Consigne » Dans l'extrait ci-dessous sur le web en langues locales, recopiez mot pour mot tout ce qui va de « Ils n’auront pas » jusqu'à « le digital local. ».

Extrait fourni »
Pour faire simple, si on comprend dès à présent qu’on peut s’affranchir de l’entrave de la langue, on comprendra alors l’incroyable portée et les enjeux que cela va changer. Le champ de possibilités et d’avantages qui vont en découler sera illimité.
Et le digital local dans tout ça?
Ils n’auront pas le choix. Le prochain leader de l’actualité online sera le portail qui est capable de parler les 3 langues, français, wolof, poular (en attendant le serere, le diola, et les autres) et cela selon le device de l’utilisateur. L’objectif de toute création digitale étant de capter aussi bien l’utilisateur, l’usager et le passant, il est primordial pour nos portails d’infos, site d’annonces et sites e-commerces de s’adapter au web local avec du contenu local.
En effet les quelques millions d’internautes locaux représentent une goutte d’eau par rapport à l’océan de personnes à avoir dans son silo d’audience. Une différenciation majeure se dessine donc à l’horizon pour le digital local.

Données présentées »
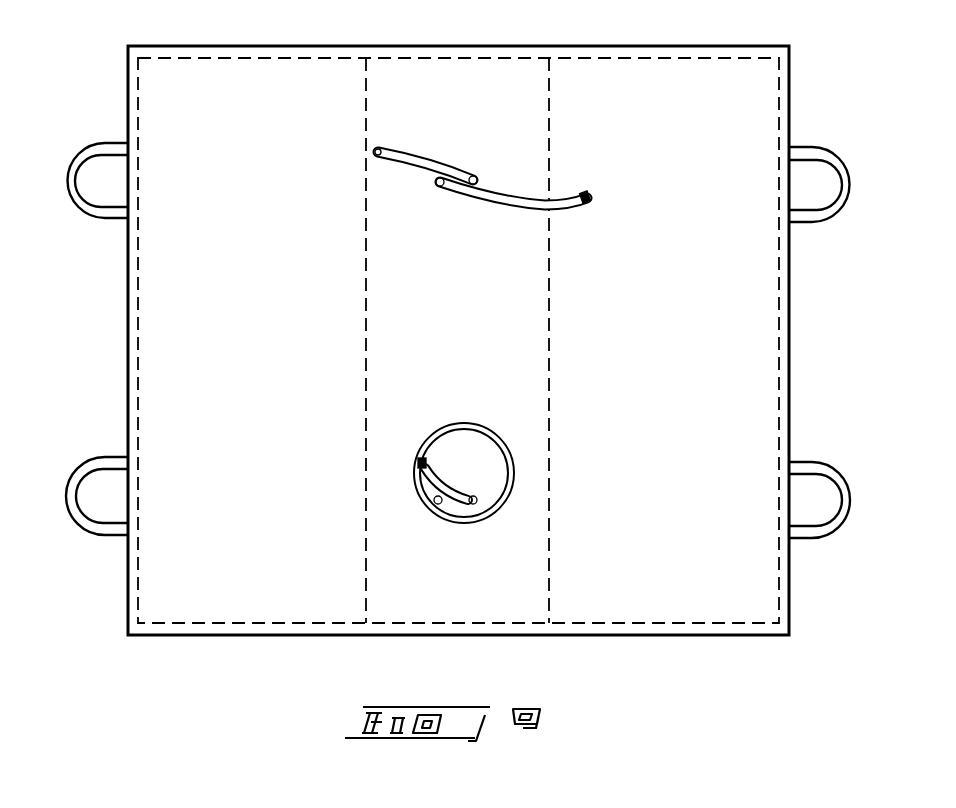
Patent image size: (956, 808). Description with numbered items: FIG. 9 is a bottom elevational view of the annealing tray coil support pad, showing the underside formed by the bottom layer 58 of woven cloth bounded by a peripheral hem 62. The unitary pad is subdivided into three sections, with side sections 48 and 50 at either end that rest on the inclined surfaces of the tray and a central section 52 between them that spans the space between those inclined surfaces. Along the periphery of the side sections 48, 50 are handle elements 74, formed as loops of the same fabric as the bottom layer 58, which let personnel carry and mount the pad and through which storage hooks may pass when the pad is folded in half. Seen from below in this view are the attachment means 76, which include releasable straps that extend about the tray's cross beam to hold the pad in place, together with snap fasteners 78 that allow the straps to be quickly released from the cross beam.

The side section 48 is at (262, 68).
The central section 52 is at (447, 78).
The side section 50 is at (634, 77).
The bottom layer 58 is at (664, 397).
The peripheral hem 62 is at (138, 80).
The handle elements 74 is at (103, 217).
The attachment means 76 is at (478, 412).
The snap fasteners 78 is at (473, 176).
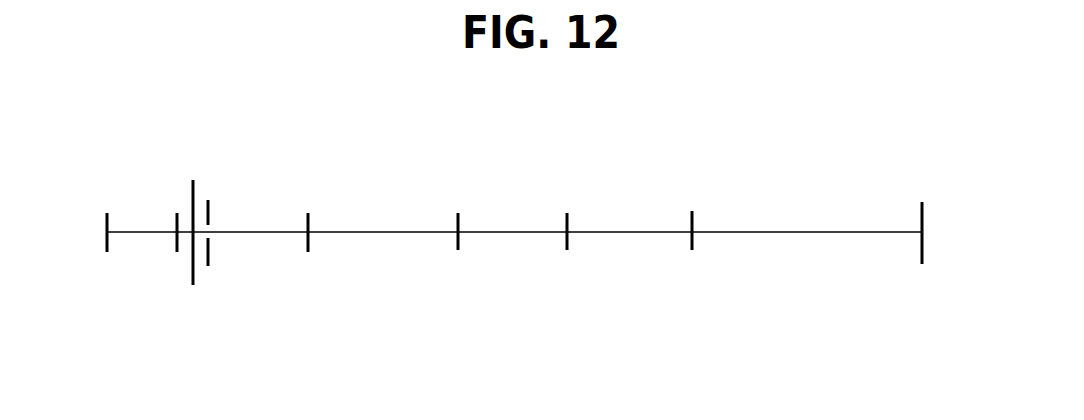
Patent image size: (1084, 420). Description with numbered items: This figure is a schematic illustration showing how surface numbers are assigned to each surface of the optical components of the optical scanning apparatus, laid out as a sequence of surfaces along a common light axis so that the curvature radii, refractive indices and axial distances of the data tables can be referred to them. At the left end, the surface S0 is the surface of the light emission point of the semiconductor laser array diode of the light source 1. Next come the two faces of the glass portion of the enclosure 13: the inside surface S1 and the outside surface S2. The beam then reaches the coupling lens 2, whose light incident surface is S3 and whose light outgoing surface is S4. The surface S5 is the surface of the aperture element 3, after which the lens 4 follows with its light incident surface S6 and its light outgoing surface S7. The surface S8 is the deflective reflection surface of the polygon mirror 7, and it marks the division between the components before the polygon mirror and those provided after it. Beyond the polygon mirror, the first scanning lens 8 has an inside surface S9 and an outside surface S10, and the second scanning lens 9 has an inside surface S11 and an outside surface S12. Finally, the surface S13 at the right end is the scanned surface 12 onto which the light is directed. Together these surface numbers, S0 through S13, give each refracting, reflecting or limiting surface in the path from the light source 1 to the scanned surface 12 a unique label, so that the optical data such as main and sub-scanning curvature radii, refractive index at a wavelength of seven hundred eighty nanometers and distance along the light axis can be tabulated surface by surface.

The light source 1 is at (506, 228).
The coupling lens 2 is at (164, 310).
The aperture element 3 is at (200, 260).
The lens 4 is at (311, 297).
The polygon mirror 7 is at (462, 268).
The first scanning lens 8 is at (571, 242).
The second scanning lens 9 is at (694, 246).
The scanned surface 12 is at (898, 253).
The enclosure 13 is at (200, 232).
The surface of the light emission point S0 is at (107, 252).
The inside surface of the glass portion of the enclosure S1 is at (165, 273).
The outside surface of the glass portion of the enclosure S2 is at (179, 252).
The light incident surface of the coupling lens S3 is at (192, 215).
The light outgoing surface of the coupling lens S4 is at (225, 219).
The surface of the aperture element S5 is at (227, 255).
The light incident surface of the lens S6 is at (311, 257).
The light outgoing surface of the lens S7 is at (309, 243).
The deflective reflection surface of the polygon mirror S8 is at (459, 245).
The inside surface of the first scanning lens S9 is at (571, 205).
The outside surface of the first scanning lens S10 is at (569, 222).
The inside surface of the second scanning lens S11 is at (694, 205).
The outside surface of the second scanning lens S12 is at (694, 222).
The scanned surface S13 is at (920, 222).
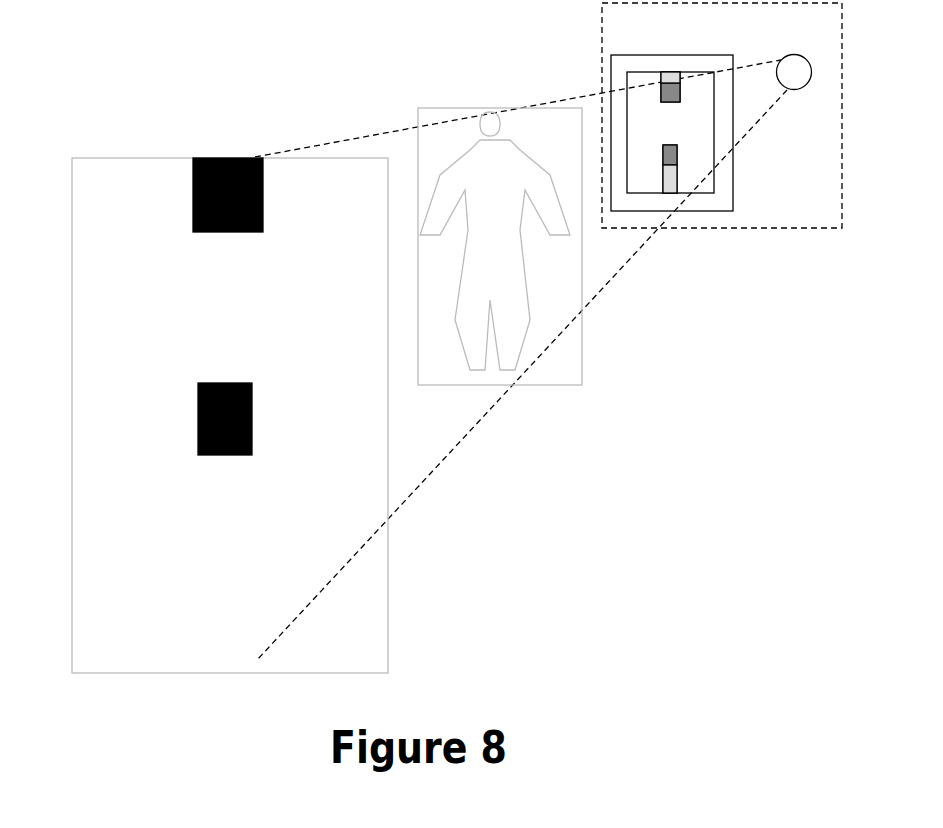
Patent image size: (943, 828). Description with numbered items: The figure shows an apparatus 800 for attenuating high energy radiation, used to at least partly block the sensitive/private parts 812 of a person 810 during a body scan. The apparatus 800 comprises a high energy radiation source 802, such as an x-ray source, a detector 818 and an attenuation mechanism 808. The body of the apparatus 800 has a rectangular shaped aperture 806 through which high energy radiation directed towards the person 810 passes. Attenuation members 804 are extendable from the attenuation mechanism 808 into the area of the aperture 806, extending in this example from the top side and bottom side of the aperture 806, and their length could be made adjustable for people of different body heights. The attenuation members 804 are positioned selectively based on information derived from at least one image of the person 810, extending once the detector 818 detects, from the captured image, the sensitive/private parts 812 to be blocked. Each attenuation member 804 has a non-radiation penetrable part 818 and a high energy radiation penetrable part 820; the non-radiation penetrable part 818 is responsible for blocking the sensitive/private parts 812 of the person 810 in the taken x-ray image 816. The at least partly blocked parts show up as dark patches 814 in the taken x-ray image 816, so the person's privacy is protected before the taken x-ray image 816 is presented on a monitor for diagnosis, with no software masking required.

The apparatus 800 is at (765, 228).
The high energy radiation source 802 is at (802, 88).
The attenuation members 804 is at (677, 157).
The aperture 806 is at (697, 133).
The attenuation mechanism 808 is at (697, 211).
The person 810 is at (475, 323).
The sensitive/private parts 812 is at (488, 243).
The dark patches 814 is at (202, 383).
The taken x-ray image 816 is at (160, 662).
The non-radiation penetrable part 818 is at (663, 157).
The high energy radiation penetrable part 820 is at (667, 75).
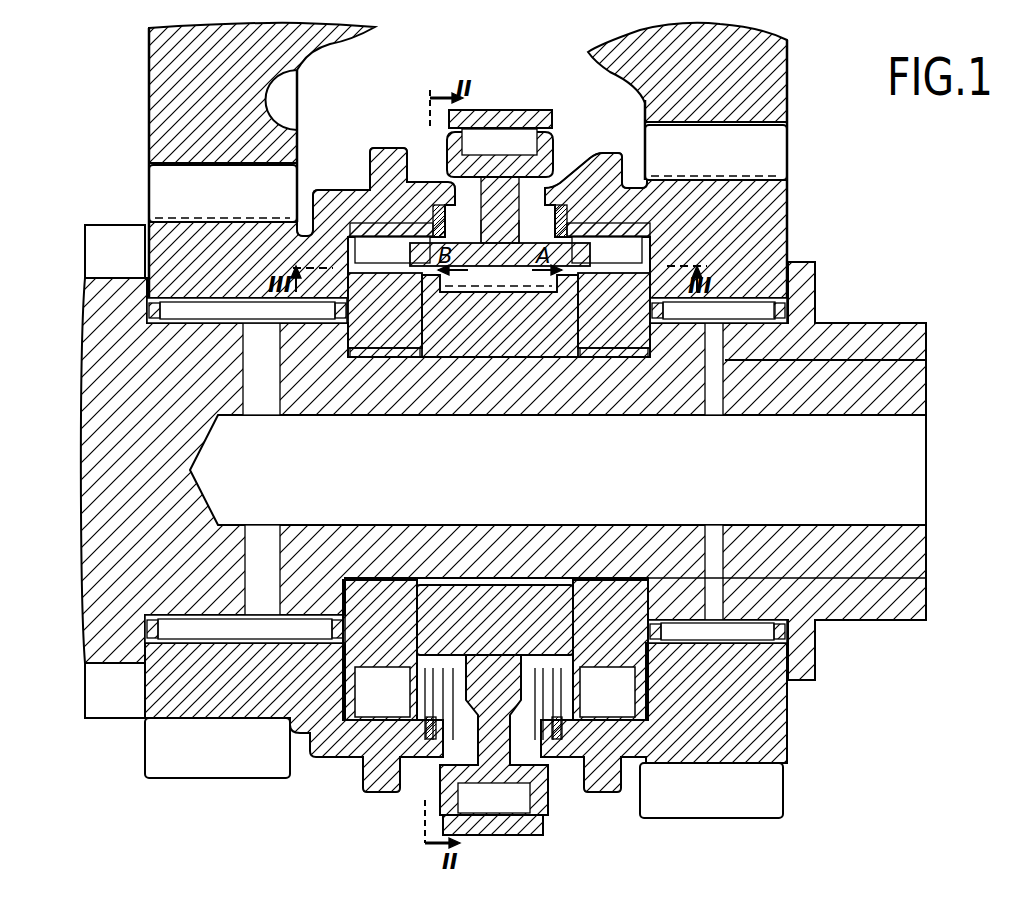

Réponse »
Ils n’auront pas le choix. Le prochain leader de l’actualité online sera le portail qui est capable de parler les 3 langues, français, wolof, poular (en attendant le serere, le diola, et les autres) et cela selon le device de l’utilisateur. L’objectif de toute création digitale étant de capter aussi bien l’utilisateur, l’usager et le passant, il est primordial pour nos portails d’infos, site d’annonces et sites e-commerces de s’adapter au web local avec du contenu local.
En effet les quelques millions d’internautes locaux représentent une goutte d’eau par rapport à l’océan de personnes à avoir dans son silo d’audience. Une différenciation majeure se dessine donc à l’horizon pour le digital local.